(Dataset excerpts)
———

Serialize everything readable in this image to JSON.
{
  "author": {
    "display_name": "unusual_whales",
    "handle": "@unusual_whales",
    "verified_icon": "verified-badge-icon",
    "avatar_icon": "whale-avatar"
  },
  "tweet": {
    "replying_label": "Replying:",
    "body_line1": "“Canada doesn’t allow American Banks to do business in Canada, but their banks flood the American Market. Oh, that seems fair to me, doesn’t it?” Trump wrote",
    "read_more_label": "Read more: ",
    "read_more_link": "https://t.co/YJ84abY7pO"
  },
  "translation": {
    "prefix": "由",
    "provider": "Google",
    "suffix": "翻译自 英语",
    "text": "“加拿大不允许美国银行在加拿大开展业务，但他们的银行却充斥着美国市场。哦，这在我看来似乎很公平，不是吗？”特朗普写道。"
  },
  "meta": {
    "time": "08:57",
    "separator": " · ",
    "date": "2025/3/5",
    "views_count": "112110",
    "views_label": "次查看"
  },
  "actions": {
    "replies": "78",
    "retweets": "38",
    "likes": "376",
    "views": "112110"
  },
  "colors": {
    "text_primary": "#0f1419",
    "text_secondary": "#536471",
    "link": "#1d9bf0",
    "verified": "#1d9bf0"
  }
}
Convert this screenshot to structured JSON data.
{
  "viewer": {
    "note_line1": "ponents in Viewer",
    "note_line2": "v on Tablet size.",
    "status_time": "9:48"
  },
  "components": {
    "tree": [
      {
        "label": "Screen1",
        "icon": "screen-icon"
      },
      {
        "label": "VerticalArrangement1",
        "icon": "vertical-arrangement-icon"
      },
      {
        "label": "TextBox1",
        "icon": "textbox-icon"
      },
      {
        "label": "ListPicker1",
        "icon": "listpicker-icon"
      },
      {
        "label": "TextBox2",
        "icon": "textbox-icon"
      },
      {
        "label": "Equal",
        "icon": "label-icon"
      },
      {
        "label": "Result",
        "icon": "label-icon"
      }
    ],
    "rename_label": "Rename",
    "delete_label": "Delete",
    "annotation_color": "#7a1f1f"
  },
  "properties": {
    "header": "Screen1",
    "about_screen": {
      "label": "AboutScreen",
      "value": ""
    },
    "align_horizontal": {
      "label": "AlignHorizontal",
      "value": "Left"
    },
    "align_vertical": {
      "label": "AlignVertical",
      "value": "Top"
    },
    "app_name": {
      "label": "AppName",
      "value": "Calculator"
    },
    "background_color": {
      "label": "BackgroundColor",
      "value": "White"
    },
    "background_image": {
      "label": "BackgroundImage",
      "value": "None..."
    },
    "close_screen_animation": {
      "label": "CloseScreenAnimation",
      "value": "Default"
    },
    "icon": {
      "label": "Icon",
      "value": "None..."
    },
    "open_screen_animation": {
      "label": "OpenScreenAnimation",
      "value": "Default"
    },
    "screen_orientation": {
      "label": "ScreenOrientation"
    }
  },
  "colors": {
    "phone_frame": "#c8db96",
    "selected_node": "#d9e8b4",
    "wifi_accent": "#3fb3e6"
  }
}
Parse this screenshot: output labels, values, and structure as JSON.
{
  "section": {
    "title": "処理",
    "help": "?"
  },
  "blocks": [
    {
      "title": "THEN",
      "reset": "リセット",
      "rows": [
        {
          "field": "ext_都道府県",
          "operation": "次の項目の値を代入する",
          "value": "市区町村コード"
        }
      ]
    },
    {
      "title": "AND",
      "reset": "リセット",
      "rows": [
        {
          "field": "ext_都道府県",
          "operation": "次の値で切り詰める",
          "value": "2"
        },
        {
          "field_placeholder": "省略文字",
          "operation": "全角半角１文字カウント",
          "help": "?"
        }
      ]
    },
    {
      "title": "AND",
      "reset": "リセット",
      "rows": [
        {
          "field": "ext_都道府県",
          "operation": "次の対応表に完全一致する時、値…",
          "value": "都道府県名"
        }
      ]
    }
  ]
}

———

• _Stated goal_: From the first line to the last, retype the data exactly.

• _The output_:
Serialize everything readable in this image to JSON.
{
  "author": {
    "display_name": "unusual_whales",
    "handle": "@unusual_whales",
    "verified_icon": "verified-badge-icon",
    "avatar_icon": "whale-avatar"
  },
  "tweet": {
    "replying_label": "Replying:",
    "body_line1": "“Canada doesn’t allow American Banks to do business in Canada, but their banks flood the American Market. Oh, that seems fair to me, doesn’t it?” Trump wrote",
    "read_more_label": "Read more: ",
    "read_more_link": "https://t.co/YJ84abY7pO"
  },
  "translation": {
    "prefix": "由",
    "provider": "Google",
    "suffix": "翻译自 英语",
    "text": "“加拿大不允许美国银行在加拿大开展业务，但他们的银行却充斥着美国市场。哦，这在我看来似乎很公平，不是吗？”特朗普写道。"
  },
  "meta": {
    "time": "08:57",
    "separator": " · ",
    "date": "2025/3/5",
    "views_count": "112110",
    "views_label": "次查看"
  },
  "actions": {
    "replies": "78",
    "retweets": "38",
    "likes": "376",
    "views": "112110"
  },
  "colors": {
    "text_primary": "#0f1419",
    "text_secondary": "#536471",
    "link": "#1d9bf0",
    "verified": "#1d9bf0"
  }
}
Convert this screenshot to structured JSON data.
{
  "viewer": {
    "note_line1": "ponents in Viewer",
    "note_line2": "v on Tablet size.",
    "status_time": "9:48"
  },
  "components": {
    "tree": [
      {
        "label": "Screen1",
        "icon": "screen-icon"
      },
      {
        "label": "VerticalArrangement1",
        "icon": "vertical-arrangement-icon"
      },
      {
        "label": "TextBox1",
        "icon": "textbox-icon"
      },
      {
        "label": "ListPicker1",
        "icon": "listpicker-icon"
      },
      {
        "label": "TextBox2",
        "icon": "textbox-icon"
      },
      {
        "label": "Equal",
        "icon": "label-icon"
      },
      {
        "label": "Result",
        "icon": "label-icon"
      }
    ],
    "rename_label": "Rename",
    "delete_label": "Delete",
    "annotation_color": "#7a1f1f"
  },
  "properties": {
    "header": "Screen1",
    "about_screen": {
      "label": "AboutScreen",
      "value": ""
    },
    "align_horizontal": {
      "label": "AlignHorizontal",
      "value": "Left"
    },
    "align_vertical": {
      "label": "AlignVertical",
      "value": "Top"
    },
    "app_name": {
      "label": "AppName",
      "value": "Calculator"
    },
    "background_color": {
      "label": "BackgroundColor",
      "value": "White"
    },
    "background_image": {
      "label": "BackgroundImage",
      "value": "None..."
    },
    "close_screen_animation": {
      "label": "CloseScreenAnimation",
      "value": "Default"
    },
    "icon": {
      "label": "Icon",
      "value": "None..."
    },
    "open_screen_animation": {
      "label": "OpenScreenAnimation",
      "value": "Default"
    },
    "screen_orientation": {
      "label": "ScreenOrientation"
    }
  },
  "colors": {
    "phone_frame": "#c8db96",
    "selected_node": "#d9e8b4",
    "wifi_accent": "#3fb3e6"
  }
}
Parse this screenshot: output labels, values, and structure as JSON.
{
  "section": {
    "title": "処理",
    "help": "?"
  },
  "blocks": [
    {
      "title": "THEN",
      "reset": "リセット",
      "rows": [
        {
          "field": "ext_都道府県",
          "operation": "次の項目の値を代入する",
          "value": "市区町村コード"
        }
      ]
    },
    {
      "title": "AND",
      "reset": "リセット",
      "rows": [
        {
          "field": "ext_都道府県",
          "operation": "次の値で切り詰める",
          "value": "2"
        },
        {
          "field_placeholder": "省略文字",
          "operation": "全角半角１文字カウント",
          "help": "?"
        }
      ]
    },
    {
      "title": "AND",
      "reset": "リセット",
      "rows": [
        {
          "field": "ext_都道府県",
          "operation": "次の対応表に完全一致する時、値…",
          "value": "都道府県名"
        }
      ]
    }
  ]
}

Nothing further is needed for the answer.